_Task to carry out_. Using the listing below, please gather every line containing the word "JSON".

** Start of Exercise materials **

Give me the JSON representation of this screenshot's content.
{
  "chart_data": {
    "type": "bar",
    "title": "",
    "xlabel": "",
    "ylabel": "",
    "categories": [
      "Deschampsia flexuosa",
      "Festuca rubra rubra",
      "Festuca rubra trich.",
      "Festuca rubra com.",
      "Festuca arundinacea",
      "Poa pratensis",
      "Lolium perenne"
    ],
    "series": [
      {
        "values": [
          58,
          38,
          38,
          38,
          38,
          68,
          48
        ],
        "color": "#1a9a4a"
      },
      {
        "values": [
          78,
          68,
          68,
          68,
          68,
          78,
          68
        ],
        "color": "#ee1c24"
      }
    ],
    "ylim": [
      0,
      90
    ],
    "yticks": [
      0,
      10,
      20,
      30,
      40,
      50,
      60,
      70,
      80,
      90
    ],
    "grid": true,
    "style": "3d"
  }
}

** End of Exercise materials **
** Start of Exercise materials **

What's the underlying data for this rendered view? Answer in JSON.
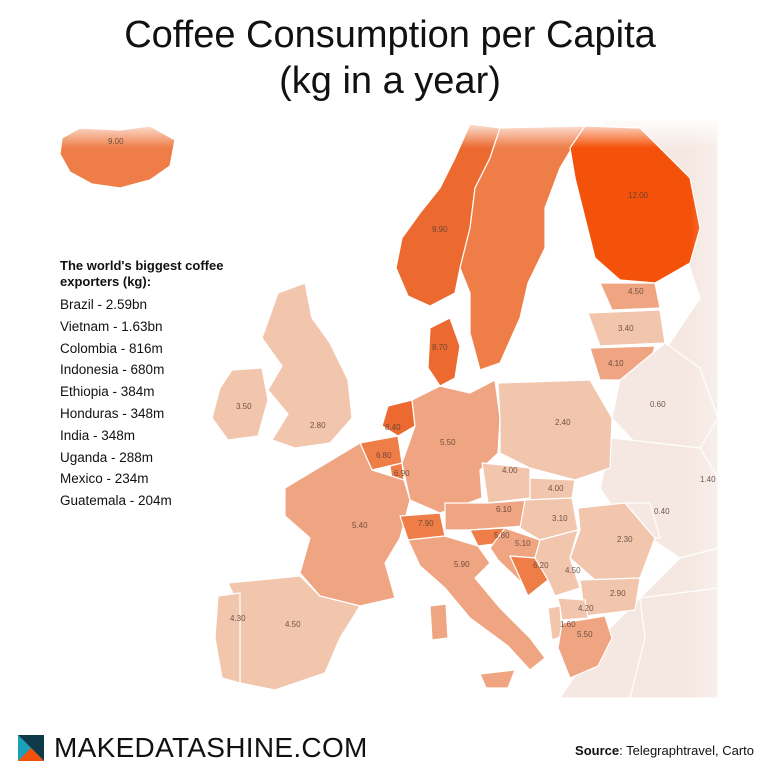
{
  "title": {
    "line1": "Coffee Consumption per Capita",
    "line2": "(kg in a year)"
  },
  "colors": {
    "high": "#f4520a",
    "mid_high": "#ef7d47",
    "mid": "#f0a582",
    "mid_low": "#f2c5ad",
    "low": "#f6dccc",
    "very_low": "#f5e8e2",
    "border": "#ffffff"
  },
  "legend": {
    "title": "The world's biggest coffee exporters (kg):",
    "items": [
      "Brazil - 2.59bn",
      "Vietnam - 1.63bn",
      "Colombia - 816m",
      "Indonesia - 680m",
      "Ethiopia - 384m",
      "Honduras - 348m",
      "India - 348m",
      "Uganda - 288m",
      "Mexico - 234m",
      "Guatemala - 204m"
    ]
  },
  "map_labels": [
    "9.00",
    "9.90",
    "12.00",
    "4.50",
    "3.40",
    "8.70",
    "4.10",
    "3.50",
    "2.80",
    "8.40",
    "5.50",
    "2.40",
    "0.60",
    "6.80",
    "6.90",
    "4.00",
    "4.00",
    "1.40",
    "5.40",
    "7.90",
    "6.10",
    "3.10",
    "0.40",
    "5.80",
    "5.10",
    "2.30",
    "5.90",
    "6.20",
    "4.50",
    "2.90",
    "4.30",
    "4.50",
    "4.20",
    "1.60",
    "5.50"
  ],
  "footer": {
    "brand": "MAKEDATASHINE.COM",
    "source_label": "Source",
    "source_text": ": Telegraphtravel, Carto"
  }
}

** End of Exercise materials **

_Correct response_.
Give me the JSON representation of this screenshot's content.
What's the underlying data for this rendered view? Answer in JSON.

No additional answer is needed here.